#### RECORDS:
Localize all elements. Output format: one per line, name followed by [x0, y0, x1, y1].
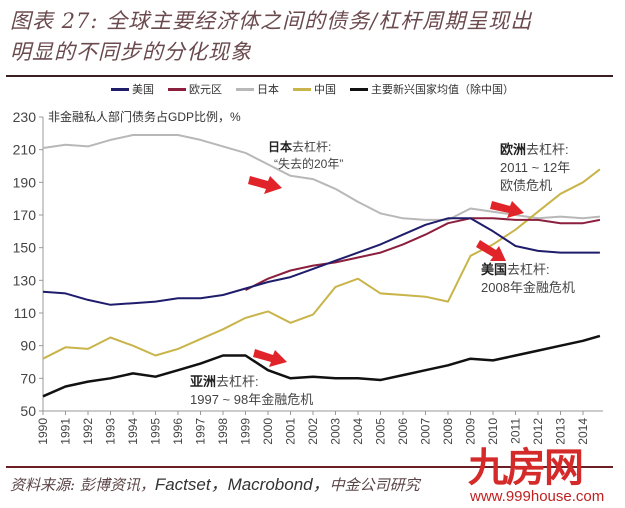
- annotation-asia-bold: 亚洲: [190, 374, 216, 389]
- arrow-icon-japan: [248, 176, 282, 194]
- annotation-europe-line3: 欧债危机: [500, 178, 552, 193]
- annotation-asia: 亚洲去杠杆:: [190, 374, 259, 389]
- annotation-japan-line2: “失去的20年”: [274, 156, 343, 171]
- chart-axes: 50 70 90 110 130 150 170 190 210 230 1990 1991 1992 1…: [13, 109, 603, 445]
- annotation-asia-rest: 去杠杆:: [216, 374, 259, 389]
- legend-swatch-us: [111, 87, 129, 91]
- x-tick-label: 1990: [36, 418, 50, 445]
- x-tick-label: 2004: [351, 418, 365, 445]
- source-latin: Factset，Macrobond，: [154, 475, 330, 494]
- x-tick-label: 2014: [576, 418, 590, 445]
- chart-title-line2: 明显的不同步的分化现象: [10, 40, 252, 64]
- legend-item-japan: 日本: [236, 81, 279, 97]
- x-tick-label: 1995: [149, 418, 163, 445]
- legend-label-japan: 日本: [257, 83, 279, 96]
- y-axis-unit-label: 非金融私人部门债务占GDP比例，%: [48, 109, 241, 124]
- arrow-icon-asia: [253, 349, 287, 367]
- annotation-europe-rest: 去杠杆:: [526, 142, 569, 157]
- y-tick-label: 90: [20, 338, 36, 354]
- annotation-us-line2: 2008年金融危机: [481, 280, 575, 295]
- legend-item-eurozone: 欧元区: [168, 81, 222, 97]
- chart-legend: 美国 欧元区 日本 中国 主要新兴国家均值（除中国）: [0, 80, 625, 98]
- annotation-asia-line2: 1997 ~ 98年金融危机: [190, 392, 313, 407]
- watermark: 九房网 www.999house.com: [468, 448, 618, 506]
- series-line: [42, 168, 601, 360]
- chart-title: 图表 27: 全球主要经济体之间的债务/杠杆周期呈现出 明显的不同步的分化现象: [10, 6, 615, 68]
- legend-swatch-em: [350, 87, 368, 91]
- x-tick-label: 2008: [441, 418, 455, 445]
- series-line: [42, 217, 600, 306]
- x-tick-label: 2012: [531, 418, 545, 445]
- series-line: [42, 334, 601, 398]
- x-tick-label: 1994: [126, 418, 140, 445]
- annotation-japan-bold: 日本: [268, 139, 292, 154]
- annotation-arrows: [248, 176, 524, 367]
- y-tick-label: 110: [14, 305, 37, 321]
- x-tick-label: 1998: [216, 418, 230, 445]
- legend-label-china: 中国: [314, 83, 336, 96]
- legend-label-eurozone: 欧元区: [189, 83, 222, 96]
- x-tick-label: 2002: [306, 418, 320, 445]
- x-tick-label: 2013: [554, 418, 568, 445]
- legend-swatch-china: [293, 87, 311, 91]
- x-tick-label: 1999: [239, 418, 253, 445]
- x-tick-label: 1993: [104, 418, 118, 445]
- title-divider: [6, 75, 613, 77]
- source-prefix: 资料来源: 彭博资讯，: [10, 476, 155, 494]
- annotation-japan: 日本去杠杆:: [268, 139, 331, 154]
- x-tick-label: 1991: [59, 418, 73, 445]
- y-tick-label: 190: [13, 174, 37, 190]
- y-tick-label: 230: [13, 109, 37, 125]
- x-tick-label: 2000: [261, 418, 275, 445]
- source-note: 资料来源: 彭博资讯，Factset，Macrobond，中金公司研究: [10, 470, 420, 495]
- legend-item-us: 美国: [111, 81, 154, 97]
- annotation-us-bold: 美国: [481, 262, 507, 277]
- x-tick-label: 1996: [171, 418, 185, 445]
- arrow-icon-europe: [490, 201, 524, 218]
- x-tick-label: 2001: [284, 418, 298, 445]
- source-suffix: 中金公司研究: [329, 476, 420, 494]
- annotation-europe-bold: 欧洲: [500, 142, 526, 157]
- x-tick-label: 2010: [486, 418, 500, 445]
- x-tick-label: 2011: [509, 418, 523, 444]
- legend-item-china: 中国: [293, 81, 336, 97]
- y-tick-label: 70: [20, 370, 36, 386]
- y-tick-label: 150: [13, 240, 37, 256]
- y-tick-label: 210: [13, 142, 37, 158]
- annotation-europe-line2: 2011 ~ 12年: [500, 160, 570, 175]
- chart-title-line1: 图表 27: 全球主要经济体之间的债务/杠杆周期呈现出: [10, 9, 533, 33]
- y-tick-label: 130: [13, 272, 37, 288]
- x-tick-label: 2003: [329, 418, 343, 445]
- x-tick-label: 2006: [396, 418, 410, 445]
- x-tick-label: 1992: [81, 418, 95, 445]
- legend-swatch-japan: [236, 87, 254, 91]
- annotation-europe: 欧洲去杠杆:: [500, 142, 569, 157]
- legend-label-em: 主要新兴国家均值（除中国）: [371, 83, 514, 96]
- annotation-japan-rest: 去杠杆:: [292, 139, 331, 154]
- arrow-icon-us: [476, 240, 506, 261]
- annotation-us-rest: 去杠杆:: [507, 262, 550, 277]
- legend-item-em: 主要新兴国家均值（除中国）: [350, 81, 514, 97]
- y-tick-label: 170: [13, 207, 37, 223]
- watermark-url: www.999house.com: [470, 488, 605, 505]
- annotation-us: 美国去杠杆:: [481, 262, 550, 277]
- x-tick-label: 2009: [464, 418, 478, 445]
- watermark-logo: 九房网: [468, 445, 584, 491]
- y-tick-label: 50: [20, 403, 36, 419]
- legend-label-us: 美国: [132, 83, 154, 96]
- x-tick-label: 1997: [194, 418, 208, 445]
- legend-swatch-eurozone: [168, 87, 186, 91]
- x-tick-label: 2007: [419, 418, 433, 445]
- x-tick-label: 2005: [374, 418, 388, 445]
- series-line: [245, 217, 601, 291]
- source-divider: [6, 466, 613, 468]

#### TASK TO COMPLETE:
Copy out every line of the material above word for word, leaving out the picture.

#### REPLY TO THE EXERCISE:
Localize all elements. Output format: one per line, name followed by [x0, y0, x1, y1].
- annotation-asia-bold: 亚洲: [190, 374, 216, 389]
- arrow-icon-japan: [248, 176, 282, 194]
- annotation-europe-line3: 欧债危机: [500, 178, 552, 193]
- annotation-asia: 亚洲去杠杆:: [190, 374, 259, 389]
- annotation-japan-line2: “失去的20年”: [274, 156, 343, 171]
- chart-axes: 50 70 90 110 130 150 170 190 210 230 1990 1991 1992 1…: [13, 109, 603, 445]
- annotation-asia-rest: 去杠杆:: [216, 374, 259, 389]
- legend-swatch-us: [111, 87, 129, 91]
- x-tick-label: 1990: [36, 418, 50, 445]
- x-tick-label: 2004: [351, 418, 365, 445]
- source-latin: Factset，Macrobond，: [154, 475, 330, 494]
- x-tick-label: 2014: [576, 418, 590, 445]
- chart-title-line2: 明显的不同步的分化现象: [10, 40, 252, 64]
- legend-item-japan: 日本: [236, 81, 279, 97]
- x-tick-label: 1995: [149, 418, 163, 445]
- legend-label-japan: 日本: [257, 83, 279, 96]
- y-axis-unit-label: 非金融私人部门债务占GDP比例，%: [48, 109, 241, 124]
- arrow-icon-asia: [253, 349, 287, 367]
- annotation-europe-rest: 去杠杆:: [526, 142, 569, 157]
- y-tick-label: 90: [20, 338, 36, 354]
- annotation-us-line2: 2008年金融危机: [481, 280, 575, 295]
- legend-item-eurozone: 欧元区: [168, 81, 222, 97]
- chart-legend: 美国 欧元区 日本 中国 主要新兴国家均值（除中国）: [0, 80, 625, 98]
- annotation-asia-line2: 1997 ~ 98年金融危机: [190, 392, 313, 407]
- watermark: 九房网 www.999house.com: [468, 448, 618, 506]
- series-line: [42, 168, 601, 360]
- chart-title: 图表 27: 全球主要经济体之间的债务/杠杆周期呈现出 明显的不同步的分化现象: [10, 6, 615, 68]
- legend-swatch-em: [350, 87, 368, 91]
- x-tick-label: 2008: [441, 418, 455, 445]
- series-line: [42, 217, 600, 306]
- x-tick-label: 2012: [531, 418, 545, 445]
- series-line: [42, 334, 601, 398]
- x-tick-label: 1994: [126, 418, 140, 445]
- annotation-japan-bold: 日本: [268, 139, 292, 154]
- annotation-arrows: [248, 176, 524, 367]
- y-tick-label: 110: [14, 305, 37, 321]
- x-tick-label: 1998: [216, 418, 230, 445]
- legend-label-china: 中国: [314, 83, 336, 96]
- legend-label-eurozone: 欧元区: [189, 83, 222, 96]
- x-tick-label: 2002: [306, 418, 320, 445]
- x-tick-label: 2013: [554, 418, 568, 445]
- legend-swatch-china: [293, 87, 311, 91]
- x-tick-label: 1999: [239, 418, 253, 445]
- x-tick-label: 1993: [104, 418, 118, 445]
- title-divider: [6, 75, 613, 77]
- source-prefix: 资料来源: 彭博资讯，: [10, 476, 155, 494]
- annotation-japan: 日本去杠杆:: [268, 139, 331, 154]
- x-tick-label: 1991: [59, 418, 73, 445]
- y-tick-label: 190: [13, 174, 37, 190]
- y-tick-label: 230: [13, 109, 37, 125]
- x-tick-label: 2000: [261, 418, 275, 445]
- source-note: 资料来源: 彭博资讯，Factset，Macrobond，中金公司研究: [10, 470, 420, 495]
- legend-item-us: 美国: [111, 81, 154, 97]
- annotation-us-bold: 美国: [481, 262, 507, 277]
- x-tick-label: 1996: [171, 418, 185, 445]
- arrow-icon-europe: [490, 201, 524, 218]
- x-tick-label: 2001: [284, 418, 298, 445]
- source-suffix: 中金公司研究: [329, 476, 420, 494]
- annotation-europe-bold: 欧洲: [500, 142, 526, 157]
- x-tick-label: 2010: [486, 418, 500, 445]
- x-tick-label: 2011: [509, 418, 523, 444]
- legend-item-china: 中国: [293, 81, 336, 97]
- y-tick-label: 70: [20, 370, 36, 386]
- y-tick-label: 150: [13, 240, 37, 256]
- y-tick-label: 210: [13, 142, 37, 158]
- annotation-europe-line2: 2011 ~ 12年: [500, 160, 570, 175]
- chart-title-line1: 图表 27: 全球主要经济体之间的债务/杠杆周期呈现出: [10, 9, 533, 33]
- y-tick-label: 130: [13, 272, 37, 288]
- x-tick-label: 2003: [329, 418, 343, 445]
- x-tick-label: 2006: [396, 418, 410, 445]
- x-tick-label: 1992: [81, 418, 95, 445]
- legend-swatch-japan: [236, 87, 254, 91]
- annotation-europe: 欧洲去杠杆:: [500, 142, 569, 157]
- legend-label-em: 主要新兴国家均值（除中国）: [371, 83, 514, 96]
- annotation-japan-rest: 去杠杆:: [292, 139, 331, 154]
- arrow-icon-us: [476, 240, 506, 261]
- annotation-us-rest: 去杠杆:: [507, 262, 550, 277]
- legend-item-em: 主要新兴国家均值（除中国）: [350, 81, 514, 97]
- y-tick-label: 170: [13, 207, 37, 223]
- watermark-url: www.999house.com: [470, 488, 605, 505]
- annotation-us: 美国去杠杆:: [481, 262, 550, 277]
- x-tick-label: 2009: [464, 418, 478, 445]
- watermark-logo: 九房网: [468, 445, 584, 491]
- y-tick-label: 50: [20, 403, 36, 419]
- legend-label-us: 美国: [132, 83, 154, 96]
- x-tick-label: 1997: [194, 418, 208, 445]
- legend-swatch-eurozone: [168, 87, 186, 91]
- x-tick-label: 2007: [419, 418, 433, 445]
- x-tick-label: 2005: [374, 418, 388, 445]
- series-line: [245, 217, 601, 291]
- source-divider: [6, 466, 613, 468]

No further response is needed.